* _Task set_
**A.** In the panel commentary on Jātaka and Avadāna, which text did Naomi use to show how flexible the Jātaka form is?
**B.** Output the panel commentary on Jātaka and Avadāna from "Now all of this" up to and including "categories of analysis.".
**C.** Pick up the panel commentary on Jātaka and Avadāna after its final sentence and keep writing.

### Extract ###

Now all of this happens – at least in the papers given during the panel – on the basis of textual evidence. This is the place where several things collide: hoary – and sometimes newly-minted – tradition; the historical contexts of authorship, transmission and adaptation; and scholarly and religious categories of analysis.

Naomi kicked off the panel with a rich demonstration of the inherent flexibility of the Jātaka form, as it is deployed in the Avadānaśataka. It appeared to me that she tacitly – and tactfully – suggested that the cart may have been placed before the horse in the study of Jātaka and Avadāna. By this I mean that the macro-analytic characterisations of the generic form of Jātaka and Avadāna, as involving either chronology or progression, perfection or devotion, may need to be re-tested against texts like the Avadānaśataka, which are typologically ‘resistant’. Put in another way, the scholarly recipe may not entirely match this particular Buddhist dish. Naomi’s emphasis on the particularities and peculiarities of the text before her suggested the need for groups of tales to be carefully contextualised, both doctrinally and practically, before we may draw distinctions between genres of Buddhist narrative text regardless of what we are told (by ‘insiders’ or  ‘outsiders’). Naomi’s paper left us with a distinct scholarly task: to progressively integrate narratives with inferentially recovered communities of reception. In the case of the Avadānaśataka, the communities so recovered were certainly not distinguishing between Jātaka and Avadāna in a hard and fast fashion.

Timothy Lenz – with the greatest of scholarly respect – was the fly in the ointment of the panel. His Gandhāran Avadānist was a level-headed and practical fellow, not much taken up with matters doctrinal. Tucked under his arm (forgive my exclusive language, it is for rhetorical purposes only) – and going under the rubric of Avadāna (and rubric is a rather appropriate term in that it means not just a heading, category or class, but also a custom or guideline) – is a collectania, a homiletic aidemémoire, which is intimately connected to the day to day demands of the religious professional, who is active in the public sphere. He has no time for the sprawling cosmographical vistas of the Avadānaśataka; his goals are exemplification and persuasion. Tim’s vision of Avadāna as collectania is challenging for the theorisation of generic form, if we seek to hang it on doctrinal features of Buddhism, such as karma theory. We cannot rest here, however, as Tim was well aware. To say that an Avadāna, or a Jātaka, is discourse-as-exemplification is to say too much, or not enough: as a definition it captures also the Hitopadeśa, for example, which surely shows that it will not entirely do (or might do, but only in the context of a larger enquiry). Yet we are in a tricky position; Naomi showed that the dominant characterisations of the Jātaka and Avadāna do not adequately capture what is going on in the Avadānaśataka, while Tim showed that Gandhāran context was one in which we could not even be guaranteed that an Avadāna would have anything at all to do with key Buddhist doctrines. What to do?

### Excerpted data ###

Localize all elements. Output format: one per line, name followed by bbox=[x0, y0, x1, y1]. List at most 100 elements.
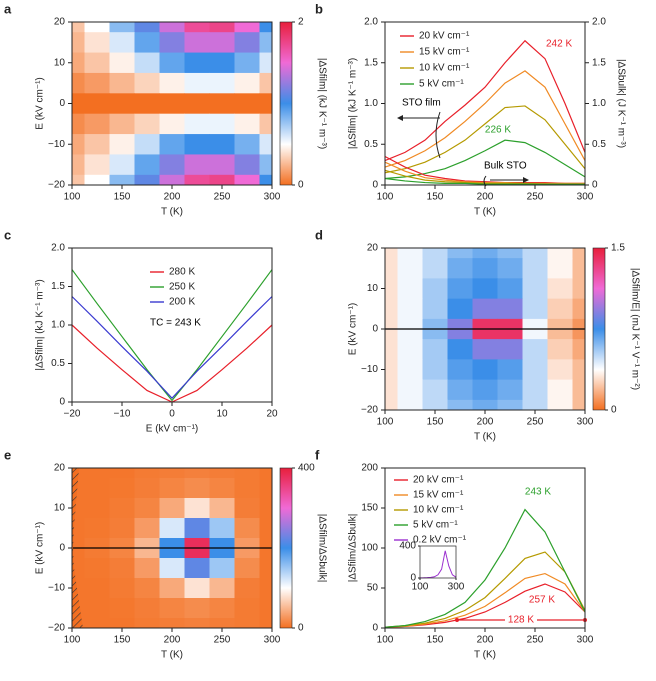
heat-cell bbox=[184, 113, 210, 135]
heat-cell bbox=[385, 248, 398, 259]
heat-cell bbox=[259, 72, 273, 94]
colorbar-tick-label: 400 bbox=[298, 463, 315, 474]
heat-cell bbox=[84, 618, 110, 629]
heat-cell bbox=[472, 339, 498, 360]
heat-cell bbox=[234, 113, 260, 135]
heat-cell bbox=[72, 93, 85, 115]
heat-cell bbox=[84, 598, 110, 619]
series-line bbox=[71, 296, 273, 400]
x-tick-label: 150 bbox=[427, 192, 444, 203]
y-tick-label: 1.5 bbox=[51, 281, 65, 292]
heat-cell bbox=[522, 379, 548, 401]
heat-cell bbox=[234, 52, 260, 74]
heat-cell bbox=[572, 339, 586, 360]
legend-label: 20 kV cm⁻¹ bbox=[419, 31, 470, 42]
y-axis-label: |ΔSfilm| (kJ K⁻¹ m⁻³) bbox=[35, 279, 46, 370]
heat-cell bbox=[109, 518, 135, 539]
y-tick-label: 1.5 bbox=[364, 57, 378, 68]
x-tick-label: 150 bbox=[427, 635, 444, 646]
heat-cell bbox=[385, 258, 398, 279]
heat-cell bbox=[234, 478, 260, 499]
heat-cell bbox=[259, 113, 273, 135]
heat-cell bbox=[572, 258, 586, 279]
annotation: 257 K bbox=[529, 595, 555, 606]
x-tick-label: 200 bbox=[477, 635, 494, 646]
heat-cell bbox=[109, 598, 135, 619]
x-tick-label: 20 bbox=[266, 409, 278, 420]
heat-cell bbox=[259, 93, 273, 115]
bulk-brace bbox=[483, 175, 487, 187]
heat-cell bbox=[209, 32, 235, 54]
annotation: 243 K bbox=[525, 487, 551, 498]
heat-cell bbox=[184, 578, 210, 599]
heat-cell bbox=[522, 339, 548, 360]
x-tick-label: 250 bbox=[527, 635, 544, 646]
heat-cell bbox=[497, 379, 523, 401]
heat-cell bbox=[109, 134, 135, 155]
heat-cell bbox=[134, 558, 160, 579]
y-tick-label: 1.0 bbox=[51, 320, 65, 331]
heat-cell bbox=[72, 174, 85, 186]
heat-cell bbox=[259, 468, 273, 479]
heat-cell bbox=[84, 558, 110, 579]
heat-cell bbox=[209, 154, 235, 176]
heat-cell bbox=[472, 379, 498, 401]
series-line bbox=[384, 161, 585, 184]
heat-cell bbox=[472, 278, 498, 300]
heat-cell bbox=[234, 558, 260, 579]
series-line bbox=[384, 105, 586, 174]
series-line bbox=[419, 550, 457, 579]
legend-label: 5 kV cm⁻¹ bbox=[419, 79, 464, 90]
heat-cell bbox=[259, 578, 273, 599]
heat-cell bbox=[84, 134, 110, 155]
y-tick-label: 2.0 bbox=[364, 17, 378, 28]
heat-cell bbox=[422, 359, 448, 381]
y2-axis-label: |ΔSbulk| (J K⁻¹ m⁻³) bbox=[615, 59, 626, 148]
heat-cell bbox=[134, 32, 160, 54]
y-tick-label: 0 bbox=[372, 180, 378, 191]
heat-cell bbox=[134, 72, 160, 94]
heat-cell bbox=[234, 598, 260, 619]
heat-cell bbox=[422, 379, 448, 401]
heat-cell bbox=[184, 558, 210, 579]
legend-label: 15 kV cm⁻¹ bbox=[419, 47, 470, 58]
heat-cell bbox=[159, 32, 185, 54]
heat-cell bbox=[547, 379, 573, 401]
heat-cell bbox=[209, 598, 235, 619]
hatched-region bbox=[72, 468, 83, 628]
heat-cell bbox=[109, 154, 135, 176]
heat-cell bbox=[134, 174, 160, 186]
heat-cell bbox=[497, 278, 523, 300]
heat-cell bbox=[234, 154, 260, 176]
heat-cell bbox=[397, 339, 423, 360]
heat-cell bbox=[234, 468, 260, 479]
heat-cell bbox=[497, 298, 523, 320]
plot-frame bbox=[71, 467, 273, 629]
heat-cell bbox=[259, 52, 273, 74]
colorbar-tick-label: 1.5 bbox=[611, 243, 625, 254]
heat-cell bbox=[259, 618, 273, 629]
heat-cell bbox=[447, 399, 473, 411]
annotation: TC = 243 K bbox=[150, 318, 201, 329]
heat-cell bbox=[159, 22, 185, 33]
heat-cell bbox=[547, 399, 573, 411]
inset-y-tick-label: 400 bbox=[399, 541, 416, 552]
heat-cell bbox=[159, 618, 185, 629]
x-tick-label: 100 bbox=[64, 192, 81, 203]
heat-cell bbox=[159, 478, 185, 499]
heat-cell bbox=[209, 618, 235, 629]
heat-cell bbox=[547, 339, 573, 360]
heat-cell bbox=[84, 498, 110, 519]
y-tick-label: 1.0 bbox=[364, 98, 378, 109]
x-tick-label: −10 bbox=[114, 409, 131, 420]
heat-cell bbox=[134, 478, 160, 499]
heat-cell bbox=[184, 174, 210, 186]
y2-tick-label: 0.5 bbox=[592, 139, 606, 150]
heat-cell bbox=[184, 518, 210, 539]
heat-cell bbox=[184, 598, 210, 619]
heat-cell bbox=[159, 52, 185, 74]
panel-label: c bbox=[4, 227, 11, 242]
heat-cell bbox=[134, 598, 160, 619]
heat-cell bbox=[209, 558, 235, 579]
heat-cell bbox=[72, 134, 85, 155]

###

* _Results of the tasks_
**A.** The Avadānaśataka.

**B.**
Now all of this happens – at least in the papers given during the panel – on the basis of textual evidence. This is the place where several things collide: hoary – and sometimes newly-minted – tradition; the historical contexts of authorship, transmission and adaptation; and scholarly and religious categories of analysis.

**C.**
Karen Muldoon-Hules offered us two models of Jātaka-Avadāna transmission, which imply, perhaps, different classes of religious professional. Notwithstanding the pitfalls of historicism with limited data, Karen offered us a picture of the Virūpā Avadāna travelling as ‘Ur text’ and as ‘summary’. The former was subject to adaptation, as it moved from India to Tibet, while the latter was subject to ‘unpacking’, as it moved along the Silk Road from India to China.  These two modes suggest – at least to me – that Naomi and Tim might both be on to something: an ongoing process of literary adjustment and doctrinal engagement might be contrasted with a more missionary or pastoral context. We might dub these the scholastic and the pastoral (taking mission to be an expression of pastoral engagement and mildly regretting as I do the Christocentric, but expressive, terminology I am using). This means that, building on Karen’s contrasting modes of transmission, we have two possible states of affairs:

  1. The transmission of discourse according to institutionally-derived scholastic norms
  2. The application of discourse to the needs and concerns of a varied public

This is, of course, a spectrum rather than a hard and fast opposition. I have little doubt that these capture two rather significant modes of textual transmission and are more or less conducive to the two poles of narrative practice thus far established (of doctrinal or ritual engagement vs. socio-political ‘fit’).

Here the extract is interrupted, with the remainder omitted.